▸ **Data excerpts**
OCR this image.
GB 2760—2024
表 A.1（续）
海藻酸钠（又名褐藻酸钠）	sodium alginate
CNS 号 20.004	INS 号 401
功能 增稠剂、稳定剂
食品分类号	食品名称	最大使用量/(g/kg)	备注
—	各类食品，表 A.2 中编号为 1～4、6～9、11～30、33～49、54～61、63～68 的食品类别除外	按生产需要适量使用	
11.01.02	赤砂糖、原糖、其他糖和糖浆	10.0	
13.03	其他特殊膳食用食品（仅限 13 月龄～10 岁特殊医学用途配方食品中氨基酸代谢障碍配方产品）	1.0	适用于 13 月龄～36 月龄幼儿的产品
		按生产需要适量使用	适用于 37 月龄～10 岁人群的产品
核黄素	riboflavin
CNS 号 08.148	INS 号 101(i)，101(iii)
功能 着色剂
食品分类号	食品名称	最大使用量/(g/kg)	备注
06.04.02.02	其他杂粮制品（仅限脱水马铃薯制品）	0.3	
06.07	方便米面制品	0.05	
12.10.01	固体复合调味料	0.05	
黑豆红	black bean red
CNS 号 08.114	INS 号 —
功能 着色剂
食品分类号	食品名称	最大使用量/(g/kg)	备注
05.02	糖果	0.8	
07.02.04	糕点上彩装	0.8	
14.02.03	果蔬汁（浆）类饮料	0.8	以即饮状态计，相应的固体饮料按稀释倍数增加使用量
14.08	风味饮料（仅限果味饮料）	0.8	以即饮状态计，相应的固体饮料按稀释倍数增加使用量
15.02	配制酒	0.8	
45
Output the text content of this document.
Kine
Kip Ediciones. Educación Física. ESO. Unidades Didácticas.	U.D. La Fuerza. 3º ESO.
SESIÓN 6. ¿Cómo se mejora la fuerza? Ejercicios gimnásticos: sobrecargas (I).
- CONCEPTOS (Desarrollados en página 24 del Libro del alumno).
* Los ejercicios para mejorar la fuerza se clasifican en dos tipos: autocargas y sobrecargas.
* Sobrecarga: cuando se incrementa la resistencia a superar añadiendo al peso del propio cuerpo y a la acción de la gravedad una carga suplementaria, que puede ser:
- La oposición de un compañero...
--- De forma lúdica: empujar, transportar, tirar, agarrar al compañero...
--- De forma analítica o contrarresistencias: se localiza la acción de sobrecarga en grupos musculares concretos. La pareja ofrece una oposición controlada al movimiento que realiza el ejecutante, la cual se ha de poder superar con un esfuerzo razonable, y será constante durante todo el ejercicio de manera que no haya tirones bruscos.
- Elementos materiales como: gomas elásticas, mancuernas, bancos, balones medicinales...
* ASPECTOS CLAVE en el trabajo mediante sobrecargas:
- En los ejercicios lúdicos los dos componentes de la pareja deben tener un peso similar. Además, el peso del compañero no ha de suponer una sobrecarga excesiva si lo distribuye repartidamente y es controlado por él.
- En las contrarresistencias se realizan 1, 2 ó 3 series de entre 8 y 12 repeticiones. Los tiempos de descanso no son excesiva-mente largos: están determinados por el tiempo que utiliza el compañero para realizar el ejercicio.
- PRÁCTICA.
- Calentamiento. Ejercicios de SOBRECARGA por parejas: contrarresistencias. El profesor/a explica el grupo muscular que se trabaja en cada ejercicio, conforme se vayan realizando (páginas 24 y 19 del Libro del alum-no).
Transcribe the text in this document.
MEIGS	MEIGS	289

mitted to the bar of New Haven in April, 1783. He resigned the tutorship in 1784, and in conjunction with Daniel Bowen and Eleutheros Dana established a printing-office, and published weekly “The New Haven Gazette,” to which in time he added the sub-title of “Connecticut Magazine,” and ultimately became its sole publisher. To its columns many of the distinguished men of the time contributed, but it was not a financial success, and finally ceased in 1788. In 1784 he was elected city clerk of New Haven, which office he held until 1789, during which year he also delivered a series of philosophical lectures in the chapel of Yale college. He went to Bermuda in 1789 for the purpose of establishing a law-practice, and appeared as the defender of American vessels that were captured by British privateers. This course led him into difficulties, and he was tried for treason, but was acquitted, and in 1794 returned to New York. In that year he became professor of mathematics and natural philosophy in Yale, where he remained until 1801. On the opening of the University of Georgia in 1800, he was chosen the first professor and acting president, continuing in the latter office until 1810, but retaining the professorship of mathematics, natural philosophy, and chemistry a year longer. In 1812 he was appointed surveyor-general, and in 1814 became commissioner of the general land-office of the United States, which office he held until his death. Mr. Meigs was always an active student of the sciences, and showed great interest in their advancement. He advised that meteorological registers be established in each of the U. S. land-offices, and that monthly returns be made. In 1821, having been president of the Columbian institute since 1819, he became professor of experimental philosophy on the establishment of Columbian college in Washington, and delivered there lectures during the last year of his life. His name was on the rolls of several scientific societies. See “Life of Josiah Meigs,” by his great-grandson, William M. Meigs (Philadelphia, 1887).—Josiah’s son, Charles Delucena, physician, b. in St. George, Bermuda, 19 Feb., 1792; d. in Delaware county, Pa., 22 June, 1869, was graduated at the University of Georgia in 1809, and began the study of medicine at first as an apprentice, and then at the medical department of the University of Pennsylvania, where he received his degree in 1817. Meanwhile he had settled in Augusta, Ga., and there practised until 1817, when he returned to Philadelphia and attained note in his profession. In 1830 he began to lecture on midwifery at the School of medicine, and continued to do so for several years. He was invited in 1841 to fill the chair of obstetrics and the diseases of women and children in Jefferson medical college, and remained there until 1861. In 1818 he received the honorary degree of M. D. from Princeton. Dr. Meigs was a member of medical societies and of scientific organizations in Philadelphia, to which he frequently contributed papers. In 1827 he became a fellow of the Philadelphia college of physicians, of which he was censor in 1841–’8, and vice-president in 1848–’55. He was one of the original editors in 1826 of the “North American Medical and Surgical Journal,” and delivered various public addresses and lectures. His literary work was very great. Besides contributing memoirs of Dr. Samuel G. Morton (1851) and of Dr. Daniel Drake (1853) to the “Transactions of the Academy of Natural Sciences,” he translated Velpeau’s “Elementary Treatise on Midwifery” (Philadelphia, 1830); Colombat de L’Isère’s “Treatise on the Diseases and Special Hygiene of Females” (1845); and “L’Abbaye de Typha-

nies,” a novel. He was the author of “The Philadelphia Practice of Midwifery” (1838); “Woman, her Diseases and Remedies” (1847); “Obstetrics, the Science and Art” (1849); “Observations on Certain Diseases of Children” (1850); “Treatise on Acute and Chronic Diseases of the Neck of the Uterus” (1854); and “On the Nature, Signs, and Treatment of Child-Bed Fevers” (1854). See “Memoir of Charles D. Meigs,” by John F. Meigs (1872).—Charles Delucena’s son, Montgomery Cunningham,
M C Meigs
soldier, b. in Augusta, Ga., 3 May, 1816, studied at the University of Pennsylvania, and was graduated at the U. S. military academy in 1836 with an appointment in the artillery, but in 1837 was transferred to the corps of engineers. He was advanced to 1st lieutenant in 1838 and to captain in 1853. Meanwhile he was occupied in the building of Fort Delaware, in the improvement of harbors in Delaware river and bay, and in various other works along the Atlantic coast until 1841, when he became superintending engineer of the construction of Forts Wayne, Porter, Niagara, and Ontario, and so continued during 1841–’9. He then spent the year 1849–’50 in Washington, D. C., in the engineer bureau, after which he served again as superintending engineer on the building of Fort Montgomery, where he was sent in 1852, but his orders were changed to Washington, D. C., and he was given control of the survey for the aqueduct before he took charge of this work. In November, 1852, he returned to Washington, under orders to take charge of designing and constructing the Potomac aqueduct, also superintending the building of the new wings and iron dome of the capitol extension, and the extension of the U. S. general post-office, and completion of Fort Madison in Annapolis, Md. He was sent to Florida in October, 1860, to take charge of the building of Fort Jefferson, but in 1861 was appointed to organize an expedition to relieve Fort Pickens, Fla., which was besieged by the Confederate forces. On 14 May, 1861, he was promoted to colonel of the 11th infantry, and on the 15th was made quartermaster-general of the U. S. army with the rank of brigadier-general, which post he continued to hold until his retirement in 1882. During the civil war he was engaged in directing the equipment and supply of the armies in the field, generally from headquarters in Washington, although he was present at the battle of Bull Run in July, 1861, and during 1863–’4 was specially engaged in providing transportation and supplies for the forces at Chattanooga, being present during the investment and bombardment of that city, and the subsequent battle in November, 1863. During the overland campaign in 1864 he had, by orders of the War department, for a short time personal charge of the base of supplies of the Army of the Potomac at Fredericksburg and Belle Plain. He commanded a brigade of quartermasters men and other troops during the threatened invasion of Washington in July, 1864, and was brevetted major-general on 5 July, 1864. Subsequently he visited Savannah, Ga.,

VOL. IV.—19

▸ **Aim**
Count the lines in the material above where the string "sobrecargas" appears, then state only that count.

▸ **Reply**
3